WRITTEN PROBLEM: Print the records again, character for character.

RECORDS TO PROCESS:

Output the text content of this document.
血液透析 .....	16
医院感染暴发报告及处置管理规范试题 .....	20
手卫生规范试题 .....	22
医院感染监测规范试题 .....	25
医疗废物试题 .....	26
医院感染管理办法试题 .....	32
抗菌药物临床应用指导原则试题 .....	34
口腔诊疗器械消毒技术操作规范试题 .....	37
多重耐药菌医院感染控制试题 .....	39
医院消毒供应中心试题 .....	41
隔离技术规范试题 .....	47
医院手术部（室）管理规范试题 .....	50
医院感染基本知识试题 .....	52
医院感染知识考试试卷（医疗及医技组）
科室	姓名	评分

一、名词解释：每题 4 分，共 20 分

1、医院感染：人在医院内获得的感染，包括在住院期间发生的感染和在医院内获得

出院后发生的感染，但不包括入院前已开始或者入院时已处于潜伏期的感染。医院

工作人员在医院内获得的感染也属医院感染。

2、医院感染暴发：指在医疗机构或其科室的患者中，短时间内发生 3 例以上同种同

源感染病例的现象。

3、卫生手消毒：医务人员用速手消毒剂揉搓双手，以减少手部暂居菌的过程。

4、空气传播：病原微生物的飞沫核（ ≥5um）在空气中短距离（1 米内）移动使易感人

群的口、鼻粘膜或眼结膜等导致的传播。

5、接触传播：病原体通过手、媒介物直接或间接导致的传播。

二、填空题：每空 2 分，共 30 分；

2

EXERCISE ANSWER:
Output the text content of this document.
血液透析 .....	16
医院感染暴发报告及处置管理规范试题 .....	20
手卫生规范试题 .....	22
医院感染监测规范试题 .....	25
医疗废物试题 .....	26
医院感染管理办法试题 .....	32
抗菌药物临床应用指导原则试题 .....	34
口腔诊疗器械消毒技术操作规范试题 .....	37
多重耐药菌医院感染控制试题 .....	39
医院消毒供应中心试题 .....	41
隔离技术规范试题 .....	47
医院手术部（室）管理规范试题 .....	50
医院感染基本知识试题 .....	52
医院感染知识考试试卷（医疗及医技组）
科室	姓名	评分

一、名词解释：每题 4 分，共 20 分

1、医院感染：人在医院内获得的感染，包括在住院期间发生的感染和在医院内获得

出院后发生的感染，但不包括入院前已开始或者入院时已处于潜伏期的感染。医院

工作人员在医院内获得的感染也属医院感染。

2、医院感染暴发：指在医疗机构或其科室的患者中，短时间内发生 3 例以上同种同

源感染病例的现象。

3、卫生手消毒：医务人员用速手消毒剂揉搓双手，以减少手部暂居菌的过程。

4、空气传播：病原微生物的飞沫核（ ≥5um）在空气中短距离（1 米内）移动使易感人

群的口、鼻粘膜或眼结膜等导致的传播。

5、接触传播：病原体通过手、媒介物直接或间接导致的传播。

二、填空题：每空 2 分，共 30 分；

2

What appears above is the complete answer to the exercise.